Records excerpted from a collection:

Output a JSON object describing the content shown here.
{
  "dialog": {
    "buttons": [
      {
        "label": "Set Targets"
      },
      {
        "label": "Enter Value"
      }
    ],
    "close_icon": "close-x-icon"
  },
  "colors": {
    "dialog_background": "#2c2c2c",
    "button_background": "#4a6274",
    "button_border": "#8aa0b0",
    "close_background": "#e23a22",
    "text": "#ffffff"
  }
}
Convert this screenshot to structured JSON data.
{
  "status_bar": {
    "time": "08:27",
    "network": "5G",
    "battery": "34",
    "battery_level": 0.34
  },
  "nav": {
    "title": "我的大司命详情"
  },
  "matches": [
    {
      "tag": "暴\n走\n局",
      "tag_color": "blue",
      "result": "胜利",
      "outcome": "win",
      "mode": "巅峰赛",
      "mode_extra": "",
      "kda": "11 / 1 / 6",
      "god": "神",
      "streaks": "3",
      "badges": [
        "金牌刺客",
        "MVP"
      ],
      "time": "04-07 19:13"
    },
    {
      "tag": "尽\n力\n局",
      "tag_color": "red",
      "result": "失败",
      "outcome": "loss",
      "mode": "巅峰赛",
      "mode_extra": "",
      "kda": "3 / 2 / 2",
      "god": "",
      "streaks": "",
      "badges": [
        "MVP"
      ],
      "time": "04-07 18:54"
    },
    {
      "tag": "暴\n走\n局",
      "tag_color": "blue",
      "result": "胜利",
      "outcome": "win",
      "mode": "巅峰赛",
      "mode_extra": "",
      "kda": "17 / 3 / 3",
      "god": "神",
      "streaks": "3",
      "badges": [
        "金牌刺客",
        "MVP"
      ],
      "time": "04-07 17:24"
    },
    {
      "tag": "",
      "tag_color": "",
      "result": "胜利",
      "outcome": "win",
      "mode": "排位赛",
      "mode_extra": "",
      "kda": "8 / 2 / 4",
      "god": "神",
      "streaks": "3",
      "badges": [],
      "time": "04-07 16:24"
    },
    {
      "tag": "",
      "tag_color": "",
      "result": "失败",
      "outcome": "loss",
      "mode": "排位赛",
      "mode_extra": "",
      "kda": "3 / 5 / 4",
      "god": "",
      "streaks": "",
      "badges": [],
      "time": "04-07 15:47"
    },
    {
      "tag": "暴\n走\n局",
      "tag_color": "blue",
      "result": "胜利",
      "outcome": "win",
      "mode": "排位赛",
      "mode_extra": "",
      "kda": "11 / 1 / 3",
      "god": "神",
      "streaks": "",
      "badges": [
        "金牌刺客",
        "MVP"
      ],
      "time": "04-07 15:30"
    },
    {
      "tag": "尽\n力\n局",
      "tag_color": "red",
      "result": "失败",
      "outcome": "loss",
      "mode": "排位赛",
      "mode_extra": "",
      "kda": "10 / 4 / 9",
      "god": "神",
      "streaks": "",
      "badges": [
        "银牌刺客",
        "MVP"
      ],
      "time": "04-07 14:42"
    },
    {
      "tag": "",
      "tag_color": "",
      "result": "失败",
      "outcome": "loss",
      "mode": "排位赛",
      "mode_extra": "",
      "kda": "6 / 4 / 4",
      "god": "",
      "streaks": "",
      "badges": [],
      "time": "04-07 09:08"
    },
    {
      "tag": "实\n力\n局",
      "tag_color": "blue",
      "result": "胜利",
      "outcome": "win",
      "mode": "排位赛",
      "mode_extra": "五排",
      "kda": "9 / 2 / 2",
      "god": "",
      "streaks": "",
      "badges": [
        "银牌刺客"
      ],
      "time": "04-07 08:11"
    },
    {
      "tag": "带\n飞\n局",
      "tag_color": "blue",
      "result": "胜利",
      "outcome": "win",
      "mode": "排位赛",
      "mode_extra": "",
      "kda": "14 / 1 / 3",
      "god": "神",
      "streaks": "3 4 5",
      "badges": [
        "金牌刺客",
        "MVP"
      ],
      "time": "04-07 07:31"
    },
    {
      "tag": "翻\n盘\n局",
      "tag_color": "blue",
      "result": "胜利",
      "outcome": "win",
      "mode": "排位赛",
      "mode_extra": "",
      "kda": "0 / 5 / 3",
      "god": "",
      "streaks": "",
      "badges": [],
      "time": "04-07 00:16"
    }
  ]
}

**PROMPT**
The lines above should be duplicated exactly.

**COMPLETED EXERCISE**
Output a JSON object describing the content shown here.
{
  "dialog": {
    "buttons": [
      {
        "label": "Set Targets"
      },
      {
        "label": "Enter Value"
      }
    ],
    "close_icon": "close-x-icon"
  },
  "colors": {
    "dialog_background": "#2c2c2c",
    "button_background": "#4a6274",
    "button_border": "#8aa0b0",
    "close_background": "#e23a22",
    "text": "#ffffff"
  }
}
Convert this screenshot to structured JSON data.
{
  "status_bar": {
    "time": "08:27",
    "network": "5G",
    "battery": "34",
    "battery_level": 0.34
  },
  "nav": {
    "title": "我的大司命详情"
  },
  "matches": [
    {
      "tag": "暴\n走\n局",
      "tag_color": "blue",
      "result": "胜利",
      "outcome": "win",
      "mode": "巅峰赛",
      "mode_extra": "",
      "kda": "11 / 1 / 6",
      "god": "神",
      "streaks": "3",
      "badges": [
        "金牌刺客",
        "MVP"
      ],
      "time": "04-07 19:13"
    },
    {
      "tag": "尽\n力\n局",
      "tag_color": "red",
      "result": "失败",
      "outcome": "loss",
      "mode": "巅峰赛",
      "mode_extra": "",
      "kda": "3 / 2 / 2",
      "god": "",
      "streaks": "",
      "badges": [
        "MVP"
      ],
      "time": "04-07 18:54"
    },
    {
      "tag": "暴\n走\n局",
      "tag_color": "blue",
      "result": "胜利",
      "outcome": "win",
      "mode": "巅峰赛",
      "mode_extra": "",
      "kda": "17 / 3 / 3",
      "god": "神",
      "streaks": "3",
      "badges": [
        "金牌刺客",
        "MVP"
      ],
      "time": "04-07 17:24"
    },
    {
      "tag": "",
      "tag_color": "",
      "result": "胜利",
      "outcome": "win",
      "mode": "排位赛",
      "mode_extra": "",
      "kda": "8 / 2 / 4",
      "god": "神",
      "streaks": "3",
      "badges": [],
      "time": "04-07 16:24"
    },
    {
      "tag": "",
      "tag_color": "",
      "result": "失败",
      "outcome": "loss",
      "mode": "排位赛",
      "mode_extra": "",
      "kda": "3 / 5 / 4",
      "god": "",
      "streaks": "",
      "badges": [],
      "time": "04-07 15:47"
    },
    {
      "tag": "暴\n走\n局",
      "tag_color": "blue",
      "result": "胜利",
      "outcome": "win",
      "mode": "排位赛",
      "mode_extra": "",
      "kda": "11 / 1 / 3",
      "god": "神",
      "streaks": "",
      "badges": [
        "金牌刺客",
        "MVP"
      ],
      "time": "04-07 15:30"
    },
    {
      "tag": "尽\n力\n局",
      "tag_color": "red",
      "result": "失败",
      "outcome": "loss",
      "mode": "排位赛",
      "mode_extra": "",
      "kda": "10 / 4 / 9",
      "god": "神",
      "streaks": "",
      "badges": [
        "银牌刺客",
        "MVP"
      ],
      "time": "04-07 14:42"
    },
    {
      "tag": "",
      "tag_color": "",
      "result": "失败",
      "outcome": "loss",
      "mode": "排位赛",
      "mode_extra": "",
      "kda": "6 / 4 / 4",
      "god": "",
      "streaks": "",
      "badges": [],
      "time": "04-07 09:08"
    },
    {
      "tag": "实\n力\n局",
      "tag_color": "blue",
      "result": "胜利",
      "outcome": "win",
      "mode": "排位赛",
      "mode_extra": "五排",
      "kda": "9 / 2 / 2",
      "god": "",
      "streaks": "",
      "badges": [
        "银牌刺客"
      ],
      "time": "04-07 08:11"
    },
    {
      "tag": "带\n飞\n局",
      "tag_color": "blue",
      "result": "胜利",
      "outcome": "win",
      "mode": "排位赛",
      "mode_extra": "",
      "kda": "14 / 1 / 3",
      "god": "神",
      "streaks": "3 4 5",
      "badges": [
        "金牌刺客",
        "MVP"
      ],
      "time": "04-07 07:31"
    },
    {
      "tag": "翻\n盘\n局",
      "tag_color": "blue",
      "result": "胜利",
      "outcome": "win",
      "mode": "排位赛",
      "mode_extra": "",
      "kda": "0 / 5 / 3",
      "god": "",
      "streaks": "",
      "badges": [],
      "time": "04-07 00:16"
    }
  ]
}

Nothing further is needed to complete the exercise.